— START OF ENTRIES PROVIDED —

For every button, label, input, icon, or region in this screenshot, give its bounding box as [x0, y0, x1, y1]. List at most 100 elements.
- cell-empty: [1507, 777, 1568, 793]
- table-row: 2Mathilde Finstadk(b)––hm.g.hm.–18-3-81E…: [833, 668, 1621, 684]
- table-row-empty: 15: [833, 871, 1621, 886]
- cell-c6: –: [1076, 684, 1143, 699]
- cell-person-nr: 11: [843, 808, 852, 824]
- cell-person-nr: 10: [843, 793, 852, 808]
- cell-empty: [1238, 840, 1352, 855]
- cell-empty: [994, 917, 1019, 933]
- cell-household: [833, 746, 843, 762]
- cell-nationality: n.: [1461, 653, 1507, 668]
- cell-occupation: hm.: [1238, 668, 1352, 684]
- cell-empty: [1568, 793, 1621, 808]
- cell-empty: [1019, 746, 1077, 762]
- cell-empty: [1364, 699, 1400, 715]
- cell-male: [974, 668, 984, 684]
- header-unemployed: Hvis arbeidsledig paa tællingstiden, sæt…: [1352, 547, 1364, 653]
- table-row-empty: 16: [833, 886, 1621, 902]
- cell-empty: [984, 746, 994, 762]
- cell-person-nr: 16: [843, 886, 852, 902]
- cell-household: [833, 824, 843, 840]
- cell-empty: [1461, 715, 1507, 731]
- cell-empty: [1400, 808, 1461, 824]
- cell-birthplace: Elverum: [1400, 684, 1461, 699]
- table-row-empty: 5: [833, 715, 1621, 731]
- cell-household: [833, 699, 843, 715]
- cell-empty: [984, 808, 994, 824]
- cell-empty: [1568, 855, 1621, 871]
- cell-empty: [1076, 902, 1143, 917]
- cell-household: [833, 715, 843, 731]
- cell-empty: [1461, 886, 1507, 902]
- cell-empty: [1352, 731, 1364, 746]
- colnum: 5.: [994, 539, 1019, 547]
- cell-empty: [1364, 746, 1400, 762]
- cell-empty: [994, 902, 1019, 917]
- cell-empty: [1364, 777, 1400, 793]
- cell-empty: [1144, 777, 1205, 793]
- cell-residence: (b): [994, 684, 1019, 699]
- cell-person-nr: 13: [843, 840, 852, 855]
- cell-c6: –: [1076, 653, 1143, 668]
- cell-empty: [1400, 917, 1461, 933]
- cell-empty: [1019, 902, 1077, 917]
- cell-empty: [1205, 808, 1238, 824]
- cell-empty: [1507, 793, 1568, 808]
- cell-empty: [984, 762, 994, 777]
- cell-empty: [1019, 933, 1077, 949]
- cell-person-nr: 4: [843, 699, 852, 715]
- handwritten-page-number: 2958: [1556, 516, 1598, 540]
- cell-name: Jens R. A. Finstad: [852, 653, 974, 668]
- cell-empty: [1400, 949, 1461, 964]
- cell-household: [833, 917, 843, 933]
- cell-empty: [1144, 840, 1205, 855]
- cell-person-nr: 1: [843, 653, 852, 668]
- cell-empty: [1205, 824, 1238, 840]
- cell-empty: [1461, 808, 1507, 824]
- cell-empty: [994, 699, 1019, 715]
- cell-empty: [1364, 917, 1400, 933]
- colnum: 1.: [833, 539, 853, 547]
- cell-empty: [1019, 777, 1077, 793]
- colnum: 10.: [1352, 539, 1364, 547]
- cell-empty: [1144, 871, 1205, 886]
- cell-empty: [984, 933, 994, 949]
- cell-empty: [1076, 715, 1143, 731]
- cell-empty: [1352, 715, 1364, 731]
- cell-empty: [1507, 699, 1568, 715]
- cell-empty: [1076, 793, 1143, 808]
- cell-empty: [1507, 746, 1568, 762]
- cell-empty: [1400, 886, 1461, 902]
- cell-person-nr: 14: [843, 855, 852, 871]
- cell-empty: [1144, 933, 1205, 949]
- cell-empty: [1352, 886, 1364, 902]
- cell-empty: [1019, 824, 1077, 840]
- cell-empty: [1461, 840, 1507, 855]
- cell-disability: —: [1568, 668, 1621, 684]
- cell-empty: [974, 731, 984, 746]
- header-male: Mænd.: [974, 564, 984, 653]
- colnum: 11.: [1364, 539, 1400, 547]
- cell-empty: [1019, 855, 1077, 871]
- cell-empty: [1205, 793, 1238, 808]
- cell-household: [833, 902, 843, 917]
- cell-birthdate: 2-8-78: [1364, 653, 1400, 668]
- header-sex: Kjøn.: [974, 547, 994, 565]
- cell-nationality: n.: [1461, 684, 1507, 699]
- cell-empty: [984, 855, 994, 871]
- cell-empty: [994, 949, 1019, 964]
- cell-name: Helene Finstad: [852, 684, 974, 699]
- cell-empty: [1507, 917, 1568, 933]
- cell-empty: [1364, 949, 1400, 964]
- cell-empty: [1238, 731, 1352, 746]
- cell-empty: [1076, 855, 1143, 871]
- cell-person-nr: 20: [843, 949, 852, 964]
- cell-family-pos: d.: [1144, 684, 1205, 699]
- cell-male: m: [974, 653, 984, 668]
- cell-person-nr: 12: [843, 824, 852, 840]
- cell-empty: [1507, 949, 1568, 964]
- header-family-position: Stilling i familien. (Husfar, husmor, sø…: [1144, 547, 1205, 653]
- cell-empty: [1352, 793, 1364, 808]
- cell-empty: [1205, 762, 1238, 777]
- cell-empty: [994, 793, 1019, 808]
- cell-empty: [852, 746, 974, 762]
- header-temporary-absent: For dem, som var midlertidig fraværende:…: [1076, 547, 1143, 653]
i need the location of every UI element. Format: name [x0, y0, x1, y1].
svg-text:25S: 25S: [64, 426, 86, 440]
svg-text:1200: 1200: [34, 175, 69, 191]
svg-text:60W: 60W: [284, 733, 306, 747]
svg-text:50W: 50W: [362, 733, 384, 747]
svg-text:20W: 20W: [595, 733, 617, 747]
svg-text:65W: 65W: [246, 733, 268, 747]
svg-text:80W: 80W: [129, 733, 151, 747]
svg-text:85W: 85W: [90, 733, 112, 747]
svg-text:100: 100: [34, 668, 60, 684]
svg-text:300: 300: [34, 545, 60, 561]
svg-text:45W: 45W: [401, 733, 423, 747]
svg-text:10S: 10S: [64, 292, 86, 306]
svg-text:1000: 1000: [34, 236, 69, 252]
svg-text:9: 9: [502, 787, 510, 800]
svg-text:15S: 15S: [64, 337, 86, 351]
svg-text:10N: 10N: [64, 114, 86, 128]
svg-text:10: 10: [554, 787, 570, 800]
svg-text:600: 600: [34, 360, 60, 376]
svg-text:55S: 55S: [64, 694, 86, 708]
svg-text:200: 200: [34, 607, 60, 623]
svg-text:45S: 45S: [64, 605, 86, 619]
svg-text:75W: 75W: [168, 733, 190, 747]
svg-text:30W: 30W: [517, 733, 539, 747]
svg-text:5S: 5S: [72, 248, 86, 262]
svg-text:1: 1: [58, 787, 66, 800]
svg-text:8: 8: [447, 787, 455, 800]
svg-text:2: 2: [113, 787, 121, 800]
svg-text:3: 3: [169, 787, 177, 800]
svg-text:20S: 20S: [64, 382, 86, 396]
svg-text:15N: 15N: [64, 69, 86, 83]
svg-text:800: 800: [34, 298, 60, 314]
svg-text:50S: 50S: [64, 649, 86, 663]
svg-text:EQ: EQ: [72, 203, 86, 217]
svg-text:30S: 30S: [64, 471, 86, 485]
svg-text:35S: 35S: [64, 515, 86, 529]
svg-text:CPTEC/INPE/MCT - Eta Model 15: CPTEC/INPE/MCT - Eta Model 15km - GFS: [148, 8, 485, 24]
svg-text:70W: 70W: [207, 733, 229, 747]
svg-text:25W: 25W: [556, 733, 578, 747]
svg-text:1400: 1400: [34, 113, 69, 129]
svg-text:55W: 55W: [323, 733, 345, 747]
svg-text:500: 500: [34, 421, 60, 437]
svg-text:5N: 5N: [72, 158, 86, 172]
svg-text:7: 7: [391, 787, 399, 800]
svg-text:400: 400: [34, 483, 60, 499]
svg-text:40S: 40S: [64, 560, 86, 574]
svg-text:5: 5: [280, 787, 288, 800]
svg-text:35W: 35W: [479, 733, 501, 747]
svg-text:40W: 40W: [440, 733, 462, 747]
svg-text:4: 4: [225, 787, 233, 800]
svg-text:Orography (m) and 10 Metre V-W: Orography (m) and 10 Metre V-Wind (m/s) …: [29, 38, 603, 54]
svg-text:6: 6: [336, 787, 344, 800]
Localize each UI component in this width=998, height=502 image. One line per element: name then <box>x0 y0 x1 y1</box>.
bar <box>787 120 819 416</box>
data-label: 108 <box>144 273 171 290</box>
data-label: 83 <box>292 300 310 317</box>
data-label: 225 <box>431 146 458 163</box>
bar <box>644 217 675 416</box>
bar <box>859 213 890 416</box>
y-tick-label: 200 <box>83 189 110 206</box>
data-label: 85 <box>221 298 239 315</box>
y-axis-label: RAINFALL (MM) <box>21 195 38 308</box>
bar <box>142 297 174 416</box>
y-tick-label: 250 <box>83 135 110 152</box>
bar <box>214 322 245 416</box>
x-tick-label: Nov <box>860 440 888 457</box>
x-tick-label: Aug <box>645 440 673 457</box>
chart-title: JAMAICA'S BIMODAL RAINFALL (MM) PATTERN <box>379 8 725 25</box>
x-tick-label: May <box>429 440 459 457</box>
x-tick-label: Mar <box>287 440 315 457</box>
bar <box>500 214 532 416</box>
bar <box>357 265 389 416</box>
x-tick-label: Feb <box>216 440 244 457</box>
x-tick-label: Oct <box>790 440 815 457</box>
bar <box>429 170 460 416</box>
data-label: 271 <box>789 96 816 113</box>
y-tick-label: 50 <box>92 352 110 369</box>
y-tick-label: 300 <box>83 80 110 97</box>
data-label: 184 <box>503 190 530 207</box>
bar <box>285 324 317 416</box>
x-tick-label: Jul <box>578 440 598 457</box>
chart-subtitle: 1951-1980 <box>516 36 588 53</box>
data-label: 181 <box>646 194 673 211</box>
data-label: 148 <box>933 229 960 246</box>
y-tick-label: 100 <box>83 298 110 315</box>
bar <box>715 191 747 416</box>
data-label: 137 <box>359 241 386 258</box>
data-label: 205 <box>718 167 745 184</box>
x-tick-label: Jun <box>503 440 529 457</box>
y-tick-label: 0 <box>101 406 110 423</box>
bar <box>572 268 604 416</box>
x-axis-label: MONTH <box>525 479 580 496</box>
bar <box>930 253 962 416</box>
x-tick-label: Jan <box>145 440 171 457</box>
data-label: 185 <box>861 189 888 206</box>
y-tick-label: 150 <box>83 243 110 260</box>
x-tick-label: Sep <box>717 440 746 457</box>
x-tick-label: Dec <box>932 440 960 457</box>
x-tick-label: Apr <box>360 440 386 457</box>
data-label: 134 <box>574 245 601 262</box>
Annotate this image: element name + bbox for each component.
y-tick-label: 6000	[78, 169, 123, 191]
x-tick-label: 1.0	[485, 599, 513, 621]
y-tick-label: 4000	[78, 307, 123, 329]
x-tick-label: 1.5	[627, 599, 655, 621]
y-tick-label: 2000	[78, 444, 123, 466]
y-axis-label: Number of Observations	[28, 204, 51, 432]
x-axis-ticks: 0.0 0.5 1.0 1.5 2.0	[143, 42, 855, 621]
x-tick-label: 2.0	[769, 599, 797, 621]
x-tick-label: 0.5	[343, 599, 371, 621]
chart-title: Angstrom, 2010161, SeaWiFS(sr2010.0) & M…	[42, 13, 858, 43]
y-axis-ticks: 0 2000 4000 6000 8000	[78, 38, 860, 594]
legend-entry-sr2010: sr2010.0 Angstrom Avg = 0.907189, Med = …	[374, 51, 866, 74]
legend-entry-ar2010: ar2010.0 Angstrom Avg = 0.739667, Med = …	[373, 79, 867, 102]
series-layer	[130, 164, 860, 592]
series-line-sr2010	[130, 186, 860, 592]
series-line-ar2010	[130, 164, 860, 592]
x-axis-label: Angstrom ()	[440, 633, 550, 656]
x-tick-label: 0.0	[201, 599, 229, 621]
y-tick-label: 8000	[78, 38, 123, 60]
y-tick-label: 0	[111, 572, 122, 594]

— END OF ENTRIES PROVIDED —

> _YOUR INSTRUCTIONS_
Copy out the material above, unchanged, from its first line through the line containing "- cell-male: [974, 668, 984, 684]", including both of those lines.

> _SOLUTION TO THE EXERCISE_
For every button, label, input, icon, or region in this screenshot, give its bounding box as [x0, y0, x1, y1]. List at most 100 elements.
- cell-empty: [1507, 777, 1568, 793]
- table-row: 2Mathilde Finstadk(b)––hm.g.hm.–18-3-81E…: [833, 668, 1621, 684]
- table-row-empty: 15: [833, 871, 1621, 886]
- cell-c6: –: [1076, 684, 1143, 699]
- cell-person-nr: 11: [843, 808, 852, 824]
- cell-person-nr: 10: [843, 793, 852, 808]
- cell-empty: [1238, 840, 1352, 855]
- cell-empty: [994, 917, 1019, 933]
- cell-household: [833, 746, 843, 762]
- cell-nationality: n.: [1461, 653, 1507, 668]
- cell-occupation: hm.: [1238, 668, 1352, 684]
- cell-empty: [1568, 793, 1621, 808]
- cell-empty: [1019, 746, 1077, 762]
- cell-empty: [1364, 699, 1400, 715]
- cell-male: [974, 668, 984, 684]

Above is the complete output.